'''
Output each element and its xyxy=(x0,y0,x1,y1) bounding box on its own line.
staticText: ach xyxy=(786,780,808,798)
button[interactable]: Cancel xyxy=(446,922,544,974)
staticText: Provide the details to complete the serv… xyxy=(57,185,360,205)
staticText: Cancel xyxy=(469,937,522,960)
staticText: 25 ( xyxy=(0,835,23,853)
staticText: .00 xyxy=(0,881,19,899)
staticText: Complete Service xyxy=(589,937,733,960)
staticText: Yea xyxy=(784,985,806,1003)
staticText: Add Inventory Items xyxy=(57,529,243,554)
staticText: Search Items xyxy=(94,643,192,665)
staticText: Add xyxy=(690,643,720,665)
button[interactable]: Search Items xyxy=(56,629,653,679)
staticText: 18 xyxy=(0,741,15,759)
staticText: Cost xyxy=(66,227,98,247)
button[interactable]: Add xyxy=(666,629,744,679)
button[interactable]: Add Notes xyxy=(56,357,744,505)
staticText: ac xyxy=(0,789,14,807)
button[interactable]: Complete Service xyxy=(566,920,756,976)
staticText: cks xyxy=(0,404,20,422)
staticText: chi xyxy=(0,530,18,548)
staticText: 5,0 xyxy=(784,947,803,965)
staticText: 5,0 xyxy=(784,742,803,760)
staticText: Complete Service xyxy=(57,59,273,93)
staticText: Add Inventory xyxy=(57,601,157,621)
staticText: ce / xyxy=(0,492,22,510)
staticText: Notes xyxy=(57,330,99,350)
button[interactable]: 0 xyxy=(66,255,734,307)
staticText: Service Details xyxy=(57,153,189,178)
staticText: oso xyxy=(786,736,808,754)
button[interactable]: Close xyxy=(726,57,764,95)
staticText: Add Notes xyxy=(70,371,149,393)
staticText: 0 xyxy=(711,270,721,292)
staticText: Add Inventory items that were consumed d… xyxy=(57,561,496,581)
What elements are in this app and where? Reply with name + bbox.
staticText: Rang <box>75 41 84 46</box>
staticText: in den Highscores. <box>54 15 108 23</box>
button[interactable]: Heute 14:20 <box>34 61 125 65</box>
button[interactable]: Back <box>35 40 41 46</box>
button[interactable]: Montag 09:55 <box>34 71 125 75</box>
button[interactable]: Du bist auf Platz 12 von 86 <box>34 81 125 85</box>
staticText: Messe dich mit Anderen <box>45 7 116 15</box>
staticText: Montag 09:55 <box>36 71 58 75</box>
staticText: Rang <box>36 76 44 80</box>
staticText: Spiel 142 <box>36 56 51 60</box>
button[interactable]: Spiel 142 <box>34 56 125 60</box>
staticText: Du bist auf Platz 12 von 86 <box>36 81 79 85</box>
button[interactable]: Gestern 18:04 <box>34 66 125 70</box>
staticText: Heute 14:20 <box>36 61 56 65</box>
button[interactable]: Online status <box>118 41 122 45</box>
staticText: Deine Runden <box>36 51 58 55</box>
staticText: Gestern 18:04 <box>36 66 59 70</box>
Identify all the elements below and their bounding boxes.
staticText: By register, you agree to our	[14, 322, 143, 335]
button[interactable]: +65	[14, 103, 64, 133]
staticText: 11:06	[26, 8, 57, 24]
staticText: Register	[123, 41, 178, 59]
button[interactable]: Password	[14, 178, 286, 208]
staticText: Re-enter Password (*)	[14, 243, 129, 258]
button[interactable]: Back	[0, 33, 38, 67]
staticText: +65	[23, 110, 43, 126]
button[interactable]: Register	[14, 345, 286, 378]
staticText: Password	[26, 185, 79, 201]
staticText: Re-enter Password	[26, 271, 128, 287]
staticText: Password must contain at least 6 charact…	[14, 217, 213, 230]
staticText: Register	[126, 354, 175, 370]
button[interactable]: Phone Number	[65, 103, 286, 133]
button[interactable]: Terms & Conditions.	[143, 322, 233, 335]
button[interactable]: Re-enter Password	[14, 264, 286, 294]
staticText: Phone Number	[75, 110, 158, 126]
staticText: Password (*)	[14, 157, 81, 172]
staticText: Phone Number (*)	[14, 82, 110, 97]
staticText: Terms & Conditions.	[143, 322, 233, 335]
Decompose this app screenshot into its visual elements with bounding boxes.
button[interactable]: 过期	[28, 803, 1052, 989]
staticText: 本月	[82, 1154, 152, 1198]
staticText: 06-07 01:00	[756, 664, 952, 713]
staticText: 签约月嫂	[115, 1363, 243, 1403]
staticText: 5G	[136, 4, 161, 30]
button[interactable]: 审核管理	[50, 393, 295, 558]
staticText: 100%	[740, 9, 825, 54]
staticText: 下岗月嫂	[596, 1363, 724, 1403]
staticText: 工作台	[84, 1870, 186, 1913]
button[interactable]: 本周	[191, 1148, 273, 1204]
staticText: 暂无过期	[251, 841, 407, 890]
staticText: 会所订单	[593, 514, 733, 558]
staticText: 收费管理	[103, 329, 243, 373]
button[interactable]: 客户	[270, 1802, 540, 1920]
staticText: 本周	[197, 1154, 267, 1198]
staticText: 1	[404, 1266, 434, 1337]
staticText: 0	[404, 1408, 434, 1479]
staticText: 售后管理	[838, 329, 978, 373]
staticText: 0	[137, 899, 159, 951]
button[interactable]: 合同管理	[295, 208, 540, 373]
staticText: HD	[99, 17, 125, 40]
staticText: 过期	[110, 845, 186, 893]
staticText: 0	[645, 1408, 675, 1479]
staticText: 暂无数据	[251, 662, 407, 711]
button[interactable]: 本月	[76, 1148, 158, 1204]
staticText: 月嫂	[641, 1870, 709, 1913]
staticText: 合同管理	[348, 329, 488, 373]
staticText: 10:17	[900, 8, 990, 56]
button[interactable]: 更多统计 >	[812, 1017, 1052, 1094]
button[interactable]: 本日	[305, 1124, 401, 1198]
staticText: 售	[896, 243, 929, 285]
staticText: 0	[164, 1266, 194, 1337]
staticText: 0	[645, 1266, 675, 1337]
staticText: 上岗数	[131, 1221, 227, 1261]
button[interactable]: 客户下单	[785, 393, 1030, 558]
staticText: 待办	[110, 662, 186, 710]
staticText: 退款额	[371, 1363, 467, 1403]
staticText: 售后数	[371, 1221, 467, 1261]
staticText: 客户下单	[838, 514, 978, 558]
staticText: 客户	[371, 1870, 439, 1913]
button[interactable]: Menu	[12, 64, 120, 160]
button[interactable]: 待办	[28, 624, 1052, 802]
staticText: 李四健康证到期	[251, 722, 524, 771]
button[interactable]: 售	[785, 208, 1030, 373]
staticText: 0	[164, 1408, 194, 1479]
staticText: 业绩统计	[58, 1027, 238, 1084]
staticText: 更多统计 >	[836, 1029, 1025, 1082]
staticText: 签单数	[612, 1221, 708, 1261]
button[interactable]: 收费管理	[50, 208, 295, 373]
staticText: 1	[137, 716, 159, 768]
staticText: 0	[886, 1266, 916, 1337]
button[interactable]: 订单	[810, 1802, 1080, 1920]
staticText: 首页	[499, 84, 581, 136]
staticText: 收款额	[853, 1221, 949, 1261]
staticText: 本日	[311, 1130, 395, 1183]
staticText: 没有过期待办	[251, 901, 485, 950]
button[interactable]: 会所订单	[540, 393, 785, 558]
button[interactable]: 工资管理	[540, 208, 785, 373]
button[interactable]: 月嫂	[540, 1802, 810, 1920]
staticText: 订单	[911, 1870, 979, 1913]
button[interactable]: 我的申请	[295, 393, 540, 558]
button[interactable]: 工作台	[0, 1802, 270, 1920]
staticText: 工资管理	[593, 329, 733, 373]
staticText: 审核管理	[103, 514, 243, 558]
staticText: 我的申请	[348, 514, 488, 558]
'''
- [Exercise prompt]: Retype the items word for word, from the first line up to and including the line with "staticText: 0 xyxy=(711,270,721,292)".

- [Reply to the exercise]:
Output each element and its xyxy=(x0,y0,x1,y1) bounding box on its own line.
staticText: ach xyxy=(786,780,808,798)
button[interactable]: Cancel xyxy=(446,922,544,974)
staticText: Provide the details to complete the serv… xyxy=(57,185,360,205)
staticText: Cancel xyxy=(469,937,522,960)
staticText: 25 ( xyxy=(0,835,23,853)
staticText: .00 xyxy=(0,881,19,899)
staticText: Complete Service xyxy=(589,937,733,960)
staticText: Yea xyxy=(784,985,806,1003)
staticText: Add Inventory Items xyxy=(57,529,243,554)
staticText: Search Items xyxy=(94,643,192,665)
staticText: Add xyxy=(690,643,720,665)
button[interactable]: Search Items xyxy=(56,629,653,679)
staticText: 18 xyxy=(0,741,15,759)
staticText: Cost xyxy=(66,227,98,247)
button[interactable]: Add xyxy=(666,629,744,679)
button[interactable]: Add Notes xyxy=(56,357,744,505)
staticText: ac xyxy=(0,789,14,807)
button[interactable]: Complete Service xyxy=(566,920,756,976)
staticText: cks xyxy=(0,404,20,422)
staticText: chi xyxy=(0,530,18,548)
staticText: 5,0 xyxy=(784,947,803,965)
staticText: 5,0 xyxy=(784,742,803,760)
staticText: Complete Service xyxy=(57,59,273,93)
staticText: Add Inventory xyxy=(57,601,157,621)
staticText: ce / xyxy=(0,492,22,510)
staticText: Notes xyxy=(57,330,99,350)
button[interactable]: 0 xyxy=(66,255,734,307)
staticText: Service Details xyxy=(57,153,189,178)
staticText: oso xyxy=(786,736,808,754)
button[interactable]: Close xyxy=(726,57,764,95)
staticText: Add Notes xyxy=(70,371,149,393)
staticText: 0 xyxy=(711,270,721,292)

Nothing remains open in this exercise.